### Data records
· · ·

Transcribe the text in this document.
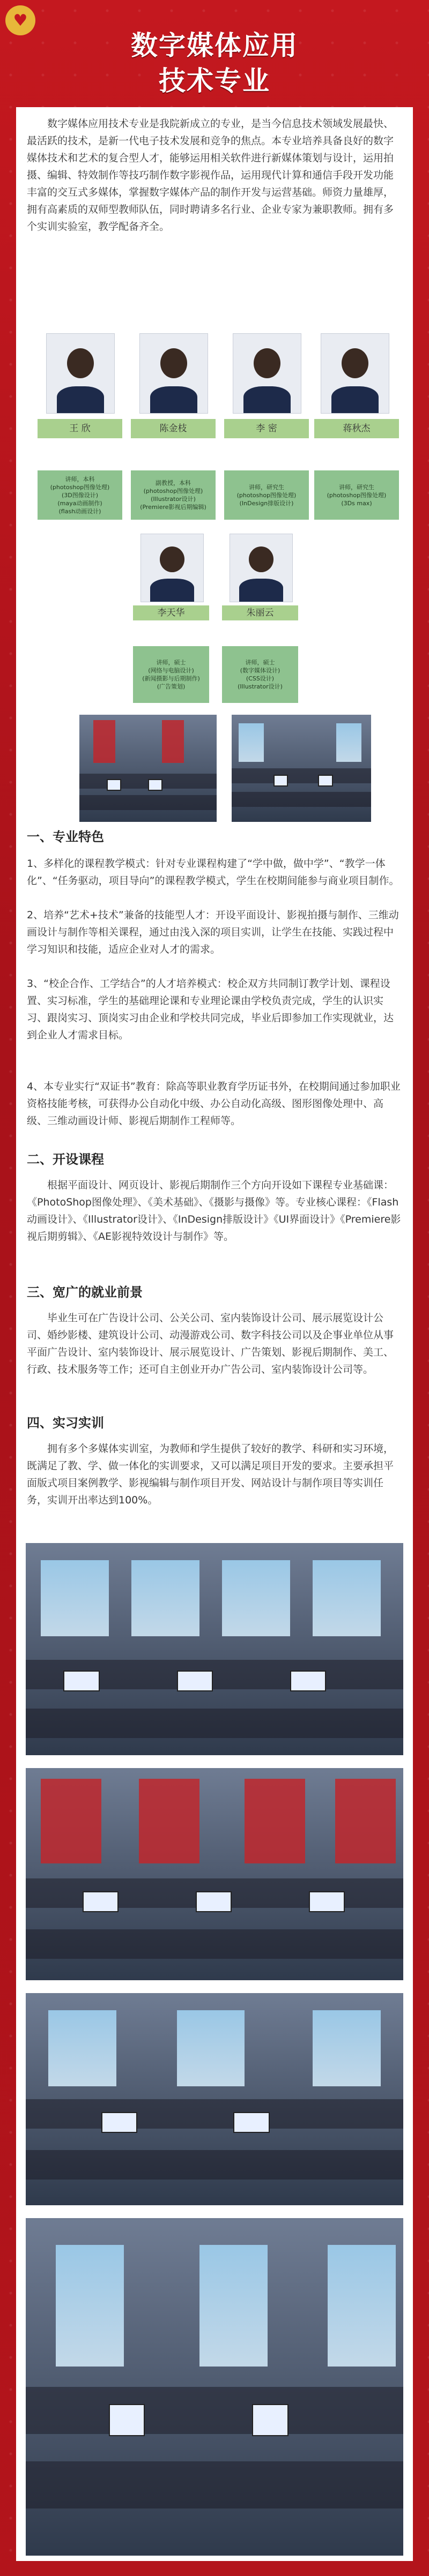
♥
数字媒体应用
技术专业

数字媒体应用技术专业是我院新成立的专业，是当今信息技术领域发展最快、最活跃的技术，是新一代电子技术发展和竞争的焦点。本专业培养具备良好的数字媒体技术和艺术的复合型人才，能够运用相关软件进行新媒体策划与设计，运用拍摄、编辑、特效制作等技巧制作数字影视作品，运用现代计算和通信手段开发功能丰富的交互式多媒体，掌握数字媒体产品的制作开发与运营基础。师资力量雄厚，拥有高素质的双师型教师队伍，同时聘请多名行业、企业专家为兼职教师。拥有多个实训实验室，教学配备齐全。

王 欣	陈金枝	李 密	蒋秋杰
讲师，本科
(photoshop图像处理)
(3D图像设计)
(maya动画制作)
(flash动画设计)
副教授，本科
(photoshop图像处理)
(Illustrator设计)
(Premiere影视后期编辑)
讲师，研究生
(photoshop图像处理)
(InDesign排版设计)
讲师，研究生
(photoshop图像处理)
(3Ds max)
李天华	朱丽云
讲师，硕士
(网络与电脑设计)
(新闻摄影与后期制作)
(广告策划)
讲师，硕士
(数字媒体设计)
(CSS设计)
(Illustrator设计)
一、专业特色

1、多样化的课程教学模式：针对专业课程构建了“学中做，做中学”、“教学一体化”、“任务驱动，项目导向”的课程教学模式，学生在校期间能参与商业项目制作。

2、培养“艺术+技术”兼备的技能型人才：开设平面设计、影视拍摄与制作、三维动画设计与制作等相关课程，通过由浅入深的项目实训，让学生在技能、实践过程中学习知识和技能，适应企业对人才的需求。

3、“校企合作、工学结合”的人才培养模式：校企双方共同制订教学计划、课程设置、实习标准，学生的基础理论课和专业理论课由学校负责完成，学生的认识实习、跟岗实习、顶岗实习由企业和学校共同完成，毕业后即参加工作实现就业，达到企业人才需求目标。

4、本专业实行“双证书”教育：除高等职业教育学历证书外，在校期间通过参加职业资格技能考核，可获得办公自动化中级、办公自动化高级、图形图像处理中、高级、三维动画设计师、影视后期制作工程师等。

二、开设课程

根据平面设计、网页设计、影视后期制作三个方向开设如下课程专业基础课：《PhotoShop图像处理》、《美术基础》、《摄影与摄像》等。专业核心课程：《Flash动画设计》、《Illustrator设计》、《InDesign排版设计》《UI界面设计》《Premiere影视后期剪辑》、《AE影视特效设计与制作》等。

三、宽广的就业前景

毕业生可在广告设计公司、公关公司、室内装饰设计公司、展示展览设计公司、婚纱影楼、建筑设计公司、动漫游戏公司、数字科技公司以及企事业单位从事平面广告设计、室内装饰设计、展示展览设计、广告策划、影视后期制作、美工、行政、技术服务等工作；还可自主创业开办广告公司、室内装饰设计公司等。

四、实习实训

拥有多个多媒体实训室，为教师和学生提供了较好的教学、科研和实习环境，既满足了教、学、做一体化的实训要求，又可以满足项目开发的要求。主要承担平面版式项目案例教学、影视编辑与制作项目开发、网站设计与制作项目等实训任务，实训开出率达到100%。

· · ·

All the material shown above is to be copied exactly, with no pictures carried over.

### Output below
Transcribe the text in this document.
♥
数字媒体应用
技术专业

数字媒体应用技术专业是我院新成立的专业，是当今信息技术领域发展最快、最活跃的技术，是新一代电子技术发展和竞争的焦点。本专业培养具备良好的数字媒体技术和艺术的复合型人才，能够运用相关软件进行新媒体策划与设计，运用拍摄、编辑、特效制作等技巧制作数字影视作品，运用现代计算和通信手段开发功能丰富的交互式多媒体，掌握数字媒体产品的制作开发与运营基础。师资力量雄厚，拥有高素质的双师型教师队伍，同时聘请多名行业、企业专家为兼职教师。拥有多个实训实验室，教学配备齐全。

王 欣	陈金枝	李 密	蒋秋杰
讲师，本科
(photoshop图像处理)
(3D图像设计)
(maya动画制作)
(flash动画设计)
副教授，本科
(photoshop图像处理)
(Illustrator设计)
(Premiere影视后期编辑)
讲师，研究生
(photoshop图像处理)
(InDesign排版设计)
讲师，研究生
(photoshop图像处理)
(3Ds max)
李天华	朱丽云
讲师，硕士
(网络与电脑设计)
(新闻摄影与后期制作)
(广告策划)
讲师，硕士
(数字媒体设计)
(CSS设计)
(Illustrator设计)
一、专业特色

1、多样化的课程教学模式：针对专业课程构建了“学中做，做中学”、“教学一体化”、“任务驱动，项目导向”的课程教学模式，学生在校期间能参与商业项目制作。

2、培养“艺术+技术”兼备的技能型人才：开设平面设计、影视拍摄与制作、三维动画设计与制作等相关课程，通过由浅入深的项目实训，让学生在技能、实践过程中学习知识和技能，适应企业对人才的需求。

3、“校企合作、工学结合”的人才培养模式：校企双方共同制订教学计划、课程设置、实习标准，学生的基础理论课和专业理论课由学校负责完成，学生的认识实习、跟岗实习、顶岗实习由企业和学校共同完成，毕业后即参加工作实现就业，达到企业人才需求目标。

4、本专业实行“双证书”教育：除高等职业教育学历证书外，在校期间通过参加职业资格技能考核，可获得办公自动化中级、办公自动化高级、图形图像处理中、高级、三维动画设计师、影视后期制作工程师等。

二、开设课程

根据平面设计、网页设计、影视后期制作三个方向开设如下课程专业基础课：《PhotoShop图像处理》、《美术基础》、《摄影与摄像》等。专业核心课程：《Flash动画设计》、《Illustrator设计》、《InDesign排版设计》《UI界面设计》《Premiere影视后期剪辑》、《AE影视特效设计与制作》等。

三、宽广的就业前景

毕业生可在广告设计公司、公关公司、室内装饰设计公司、展示展览设计公司、婚纱影楼、建筑设计公司、动漫游戏公司、数字科技公司以及企事业单位从事平面广告设计、室内装饰设计、展示展览设计、广告策划、影视后期制作、美工、行政、技术服务等工作；还可自主创业开办广告公司、室内装饰设计公司等。

四、实习实训

拥有多个多媒体实训室，为教师和学生提供了较好的教学、科研和实习环境，既满足了教、学、做一体化的实训要求，又可以满足项目开发的要求。主要承担平面版式项目案例教学、影视编辑与制作项目开发、网站设计与制作项目等实训任务，实训开出率达到100%。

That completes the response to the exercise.